**REQUIREMENT:**
Set each record down exactly, excluding all images.

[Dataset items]
-----

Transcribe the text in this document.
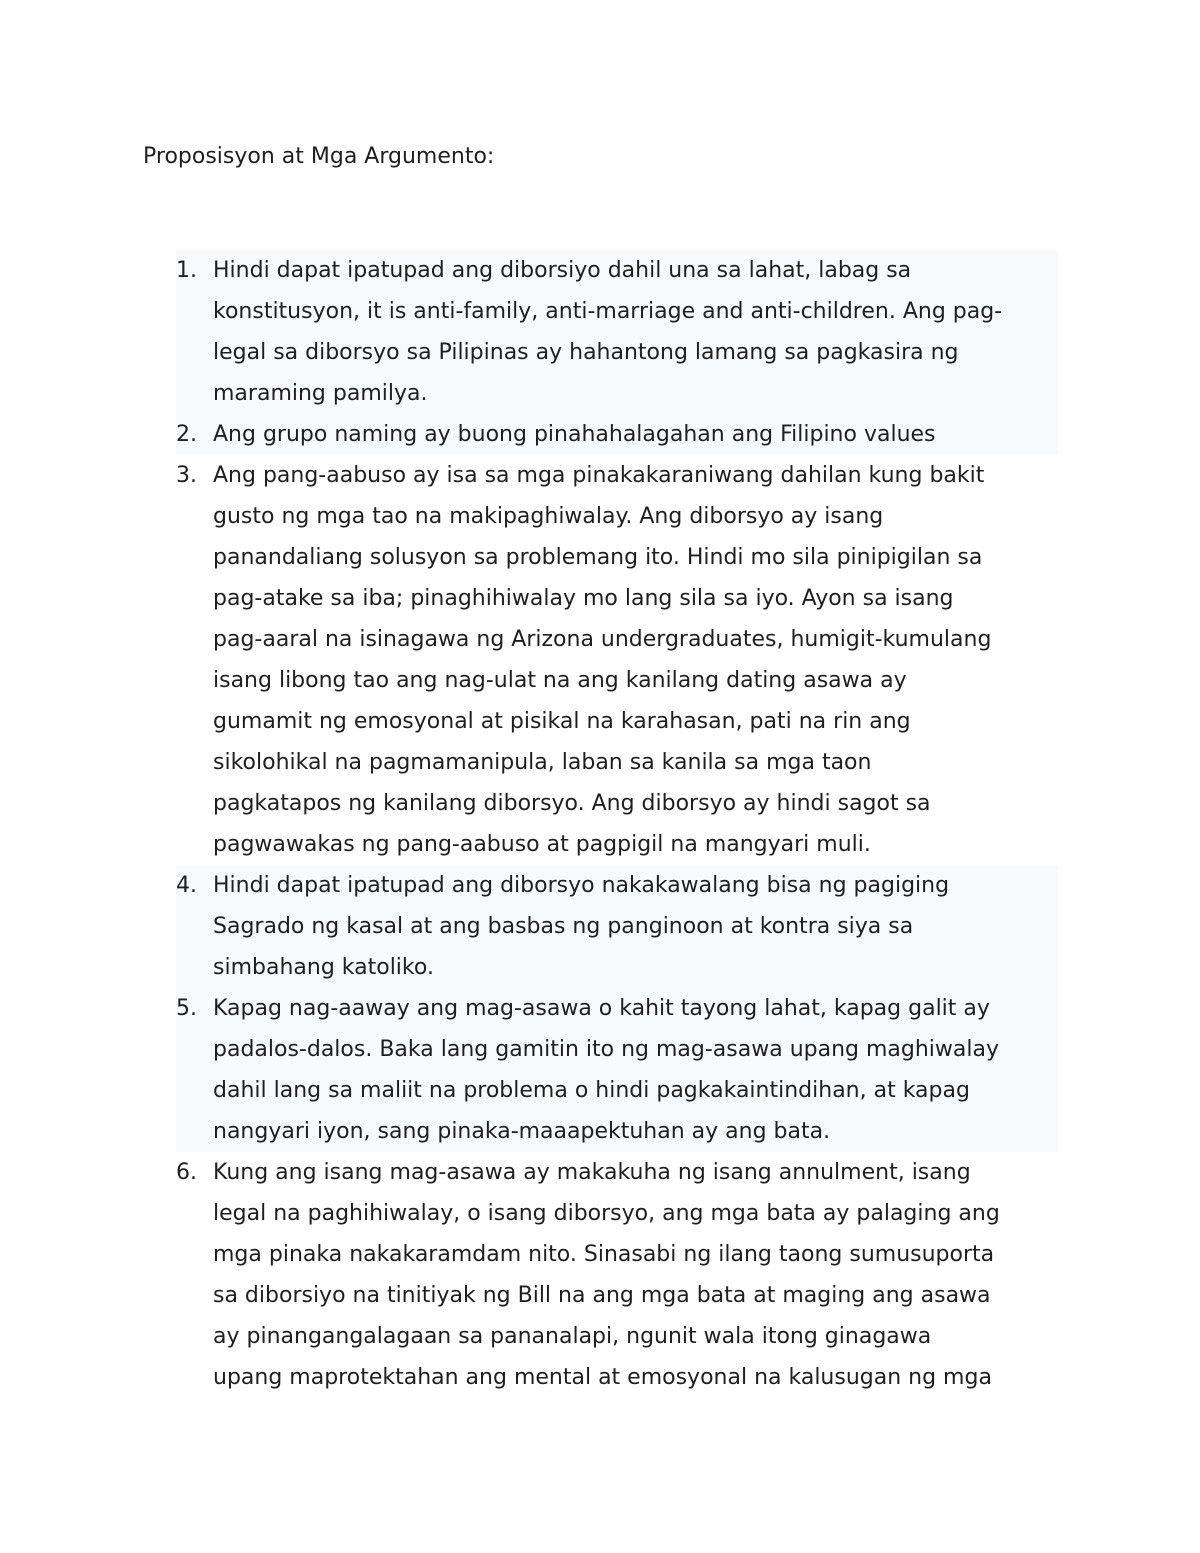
Proposisyon at Mga Argumento:
1. Hindi dapat ipatupad ang diborsiyo dahil una sa lahat, labag sa
konstitusyon, it is anti-family, anti-marriage and anti-children. Ang pag-
legal sa diborsyo sa Pilipinas ay hahantong lamang sa pagkasira ng
maraming pamilya.
2. Ang grupo naming ay buong pinahahalagahan ang Filipino values
3. Ang pang-aabuso ay isa sa mga pinakakaraniwang dahilan kung bakit
gusto ng mga tao na makipaghiwalay. Ang diborsyo ay isang
panandaliang solusyon sa problemang ito. Hindi mo sila pinipigilan sa
pag-atake sa iba; pinaghihiwalay mo lang sila sa iyo. Ayon sa isang
pag-aaral na isinagawa ng Arizona undergraduates, humigit-kumulang
isang libong tao ang nag-ulat na ang kanilang dating asawa ay
gumamit ng emosyonal at pisikal na karahasan, pati na rin ang
sikolohikal na pagmamanipula, laban sa kanila sa mga taon
pagkatapos ng kanilang diborsyo. Ang diborsyo ay hindi sagot sa
pagwawakas ng pang-aabuso at pagpigil na mangyari muli.
4. Hindi dapat ipatupad ang diborsyo nakakawalang bisa ng pagiging
Sagrado ng kasal at ang basbas ng panginoon at kontra siya sa
simbahang katoliko.
5. Kapag nag-aaway ang mag-asawa o kahit tayong lahat, kapag galit ay
padalos-dalos. Baka lang gamitin ito ng mag-asawa upang maghiwalay
dahil lang sa maliit na problema o hindi pagkakaintindihan, at kapag
nangyari iyon, sang pinaka-maaapektuhan ay ang bata.
6. Kung ang isang mag-asawa ay makakuha ng isang annulment, isang
legal na paghihiwalay, o isang diborsyo, ang mga bata ay palaging ang
mga pinaka nakakaramdam nito. Sinasabi ng ilang taong sumusuporta
sa diborsiyo na tinitiyak ng Bill na ang mga bata at maging ang asawa
ay pinangangalagaan sa pananalapi, ngunit wala itong ginagawa
upang maprotektahan ang mental at emosyonal na kalusugan ng mga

-----

**SOLUTION TO THE EXERCISE:**
Transcribe the text in this document.
Proposisyon at Mga Argumento:
1. Hindi dapat ipatupad ang diborsiyo dahil una sa lahat, labag sa
konstitusyon, it is anti-family, anti-marriage and anti-children. Ang pag-
legal sa diborsyo sa Pilipinas ay hahantong lamang sa pagkasira ng
maraming pamilya.
2. Ang grupo naming ay buong pinahahalagahan ang Filipino values
3. Ang pang-aabuso ay isa sa mga pinakakaraniwang dahilan kung bakit
gusto ng mga tao na makipaghiwalay. Ang diborsyo ay isang
panandaliang solusyon sa problemang ito. Hindi mo sila pinipigilan sa
pag-atake sa iba; pinaghihiwalay mo lang sila sa iyo. Ayon sa isang
pag-aaral na isinagawa ng Arizona undergraduates, humigit-kumulang
isang libong tao ang nag-ulat na ang kanilang dating asawa ay
gumamit ng emosyonal at pisikal na karahasan, pati na rin ang
sikolohikal na pagmamanipula, laban sa kanila sa mga taon
pagkatapos ng kanilang diborsyo. Ang diborsyo ay hindi sagot sa
pagwawakas ng pang-aabuso at pagpigil na mangyari muli.
4. Hindi dapat ipatupad ang diborsyo nakakawalang bisa ng pagiging
Sagrado ng kasal at ang basbas ng panginoon at kontra siya sa
simbahang katoliko.
5. Kapag nag-aaway ang mag-asawa o kahit tayong lahat, kapag galit ay
padalos-dalos. Baka lang gamitin ito ng mag-asawa upang maghiwalay
dahil lang sa maliit na problema o hindi pagkakaintindihan, at kapag
nangyari iyon, sang pinaka-maaapektuhan ay ang bata.
6. Kung ang isang mag-asawa ay makakuha ng isang annulment, isang
legal na paghihiwalay, o isang diborsyo, ang mga bata ay palaging ang
mga pinaka nakakaramdam nito. Sinasabi ng ilang taong sumusuporta
sa diborsiyo na tinitiyak ng Bill na ang mga bata at maging ang asawa
ay pinangangalagaan sa pananalapi, ngunit wala itong ginagawa
upang maprotektahan ang mental at emosyonal na kalusugan ng mga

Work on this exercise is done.